:: Aim ::
How many lines of the records hold the string "total"? Reply with the number alone.

:: Dataset rows ::
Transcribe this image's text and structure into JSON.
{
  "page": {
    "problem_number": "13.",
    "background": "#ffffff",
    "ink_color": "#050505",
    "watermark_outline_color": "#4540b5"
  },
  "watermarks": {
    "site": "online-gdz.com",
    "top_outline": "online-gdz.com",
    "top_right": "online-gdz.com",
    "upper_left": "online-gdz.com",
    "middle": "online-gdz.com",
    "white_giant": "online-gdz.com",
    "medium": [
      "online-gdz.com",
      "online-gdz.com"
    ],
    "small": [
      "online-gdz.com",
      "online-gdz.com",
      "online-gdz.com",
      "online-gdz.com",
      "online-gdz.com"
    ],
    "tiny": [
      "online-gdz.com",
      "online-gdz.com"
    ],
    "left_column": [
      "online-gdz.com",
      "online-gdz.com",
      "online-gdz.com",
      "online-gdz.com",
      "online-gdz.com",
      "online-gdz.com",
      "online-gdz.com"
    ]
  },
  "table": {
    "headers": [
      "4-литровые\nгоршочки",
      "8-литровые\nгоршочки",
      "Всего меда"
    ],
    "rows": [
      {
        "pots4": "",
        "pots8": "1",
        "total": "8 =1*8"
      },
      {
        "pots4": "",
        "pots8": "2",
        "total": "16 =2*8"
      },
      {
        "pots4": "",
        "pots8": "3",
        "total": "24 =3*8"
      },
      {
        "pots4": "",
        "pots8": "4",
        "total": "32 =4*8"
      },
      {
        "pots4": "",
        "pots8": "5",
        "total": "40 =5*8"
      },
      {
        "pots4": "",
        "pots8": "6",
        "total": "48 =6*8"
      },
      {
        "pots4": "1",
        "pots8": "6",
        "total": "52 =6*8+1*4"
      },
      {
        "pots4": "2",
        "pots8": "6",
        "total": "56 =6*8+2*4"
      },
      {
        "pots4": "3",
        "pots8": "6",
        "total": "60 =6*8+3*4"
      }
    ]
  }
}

:: Solution ::
9